CHALLENGE:
Repeat the listing in full, preserving every character.

Extracts from a graphics dataset:
┌────────

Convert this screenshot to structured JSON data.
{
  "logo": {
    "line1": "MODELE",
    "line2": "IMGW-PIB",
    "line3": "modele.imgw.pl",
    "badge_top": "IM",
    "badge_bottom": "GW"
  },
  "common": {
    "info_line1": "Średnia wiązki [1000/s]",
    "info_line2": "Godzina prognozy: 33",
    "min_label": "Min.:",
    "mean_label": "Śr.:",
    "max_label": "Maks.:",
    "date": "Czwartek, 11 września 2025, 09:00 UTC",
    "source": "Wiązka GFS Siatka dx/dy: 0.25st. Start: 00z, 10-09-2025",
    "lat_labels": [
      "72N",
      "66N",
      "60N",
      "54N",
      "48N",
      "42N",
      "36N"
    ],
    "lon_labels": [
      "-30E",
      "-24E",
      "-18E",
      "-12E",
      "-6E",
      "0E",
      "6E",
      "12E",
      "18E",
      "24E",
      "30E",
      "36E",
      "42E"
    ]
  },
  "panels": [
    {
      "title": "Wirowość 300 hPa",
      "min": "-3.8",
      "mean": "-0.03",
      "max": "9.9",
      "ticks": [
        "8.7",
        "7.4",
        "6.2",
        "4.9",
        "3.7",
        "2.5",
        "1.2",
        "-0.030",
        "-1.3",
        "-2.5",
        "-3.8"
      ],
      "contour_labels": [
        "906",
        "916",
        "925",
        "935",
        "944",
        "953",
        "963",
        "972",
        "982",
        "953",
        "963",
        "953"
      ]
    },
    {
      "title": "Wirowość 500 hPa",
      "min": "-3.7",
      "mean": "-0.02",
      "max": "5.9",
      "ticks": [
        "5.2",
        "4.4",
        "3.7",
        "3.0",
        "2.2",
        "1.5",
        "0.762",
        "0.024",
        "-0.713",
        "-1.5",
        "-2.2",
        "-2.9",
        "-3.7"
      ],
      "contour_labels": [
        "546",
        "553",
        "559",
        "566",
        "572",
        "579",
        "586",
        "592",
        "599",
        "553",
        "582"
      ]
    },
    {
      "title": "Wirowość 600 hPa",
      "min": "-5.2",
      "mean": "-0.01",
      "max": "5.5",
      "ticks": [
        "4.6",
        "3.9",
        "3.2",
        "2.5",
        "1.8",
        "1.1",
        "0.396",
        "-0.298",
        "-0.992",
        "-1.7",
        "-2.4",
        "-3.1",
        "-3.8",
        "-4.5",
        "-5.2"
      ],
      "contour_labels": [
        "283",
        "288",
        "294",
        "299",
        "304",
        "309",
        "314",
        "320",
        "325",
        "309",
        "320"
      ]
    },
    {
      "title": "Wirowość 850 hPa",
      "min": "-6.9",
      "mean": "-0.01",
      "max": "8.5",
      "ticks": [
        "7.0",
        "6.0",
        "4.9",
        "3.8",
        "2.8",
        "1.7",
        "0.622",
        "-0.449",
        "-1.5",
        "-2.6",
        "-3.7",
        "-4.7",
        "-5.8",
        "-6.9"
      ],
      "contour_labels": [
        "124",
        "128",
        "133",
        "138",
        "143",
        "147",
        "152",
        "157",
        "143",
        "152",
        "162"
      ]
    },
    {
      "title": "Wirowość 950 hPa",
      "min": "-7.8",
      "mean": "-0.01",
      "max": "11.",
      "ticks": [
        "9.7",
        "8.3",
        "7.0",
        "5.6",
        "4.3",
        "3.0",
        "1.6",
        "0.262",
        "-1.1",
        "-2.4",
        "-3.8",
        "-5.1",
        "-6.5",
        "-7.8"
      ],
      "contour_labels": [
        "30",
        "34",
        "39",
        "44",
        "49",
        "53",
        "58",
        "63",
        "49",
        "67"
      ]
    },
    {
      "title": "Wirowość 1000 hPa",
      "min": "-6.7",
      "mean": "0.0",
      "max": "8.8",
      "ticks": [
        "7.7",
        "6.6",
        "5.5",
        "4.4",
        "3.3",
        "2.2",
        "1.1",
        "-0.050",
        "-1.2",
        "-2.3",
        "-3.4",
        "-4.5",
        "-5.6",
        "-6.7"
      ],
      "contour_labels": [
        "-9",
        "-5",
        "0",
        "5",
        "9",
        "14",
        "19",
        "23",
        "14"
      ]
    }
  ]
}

└────────

ANSWER TO THE TASK:
Convert this screenshot to structured JSON data.
{
  "logo": {
    "line1": "MODELE",
    "line2": "IMGW-PIB",
    "line3": "modele.imgw.pl",
    "badge_top": "IM",
    "badge_bottom": "GW"
  },
  "common": {
    "info_line1": "Średnia wiązki [1000/s]",
    "info_line2": "Godzina prognozy: 33",
    "min_label": "Min.:",
    "mean_label": "Śr.:",
    "max_label": "Maks.:",
    "date": "Czwartek, 11 września 2025, 09:00 UTC",
    "source": "Wiązka GFS Siatka dx/dy: 0.25st. Start: 00z, 10-09-2025",
    "lat_labels": [
      "72N",
      "66N",
      "60N",
      "54N",
      "48N",
      "42N",
      "36N"
    ],
    "lon_labels": [
      "-30E",
      "-24E",
      "-18E",
      "-12E",
      "-6E",
      "0E",
      "6E",
      "12E",
      "18E",
      "24E",
      "30E",
      "36E",
      "42E"
    ]
  },
  "panels": [
    {
      "title": "Wirowość 300 hPa",
      "min": "-3.8",
      "mean": "-0.03",
      "max": "9.9",
      "ticks": [
        "8.7",
        "7.4",
        "6.2",
        "4.9",
        "3.7",
        "2.5",
        "1.2",
        "-0.030",
        "-1.3",
        "-2.5",
        "-3.8"
      ],
      "contour_labels": [
        "906",
        "916",
        "925",
        "935",
        "944",
        "953",
        "963",
        "972",
        "982",
        "953",
        "963",
        "953"
      ]
    },
    {
      "title": "Wirowość 500 hPa",
      "min": "-3.7",
      "mean": "-0.02",
      "max": "5.9",
      "ticks": [
        "5.2",
        "4.4",
        "3.7",
        "3.0",
        "2.2",
        "1.5",
        "0.762",
        "0.024",
        "-0.713",
        "-1.5",
        "-2.2",
        "-2.9",
        "-3.7"
      ],
      "contour_labels": [
        "546",
        "553",
        "559",
        "566",
        "572",
        "579",
        "586",
        "592",
        "599",
        "553",
        "582"
      ]
    },
    {
      "title": "Wirowość 600 hPa",
      "min": "-5.2",
      "mean": "-0.01",
      "max": "5.5",
      "ticks": [
        "4.6",
        "3.9",
        "3.2",
        "2.5",
        "1.8",
        "1.1",
        "0.396",
        "-0.298",
        "-0.992",
        "-1.7",
        "-2.4",
        "-3.1",
        "-3.8",
        "-4.5",
        "-5.2"
      ],
      "contour_labels": [
        "283",
        "288",
        "294",
        "299",
        "304",
        "309",
        "314",
        "320",
        "325",
        "309",
        "320"
      ]
    },
    {
      "title": "Wirowość 850 hPa",
      "min": "-6.9",
      "mean": "-0.01",
      "max": "8.5",
      "ticks": [
        "7.0",
        "6.0",
        "4.9",
        "3.8",
        "2.8",
        "1.7",
        "0.622",
        "-0.449",
        "-1.5",
        "-2.6",
        "-3.7",
        "-4.7",
        "-5.8",
        "-6.9"
      ],
      "contour_labels": [
        "124",
        "128",
        "133",
        "138",
        "143",
        "147",
        "152",
        "157",
        "143",
        "152",
        "162"
      ]
    },
    {
      "title": "Wirowość 950 hPa",
      "min": "-7.8",
      "mean": "-0.01",
      "max": "11.",
      "ticks": [
        "9.7",
        "8.3",
        "7.0",
        "5.6",
        "4.3",
        "3.0",
        "1.6",
        "0.262",
        "-1.1",
        "-2.4",
        "-3.8",
        "-5.1",
        "-6.5",
        "-7.8"
      ],
      "contour_labels": [
        "30",
        "34",
        "39",
        "44",
        "49",
        "53",
        "58",
        "63",
        "49",
        "67"
      ]
    },
    {
      "title": "Wirowość 1000 hPa",
      "min": "-6.7",
      "mean": "0.0",
      "max": "8.8",
      "ticks": [
        "7.7",
        "6.6",
        "5.5",
        "4.4",
        "3.3",
        "2.2",
        "1.1",
        "-0.050",
        "-1.2",
        "-2.3",
        "-3.4",
        "-4.5",
        "-5.6",
        "-6.7"
      ],
      "contour_labels": [
        "-9",
        "-5",
        "0",
        "5",
        "9",
        "14",
        "19",
        "23",
        "14"
      ]
    }
  ]
}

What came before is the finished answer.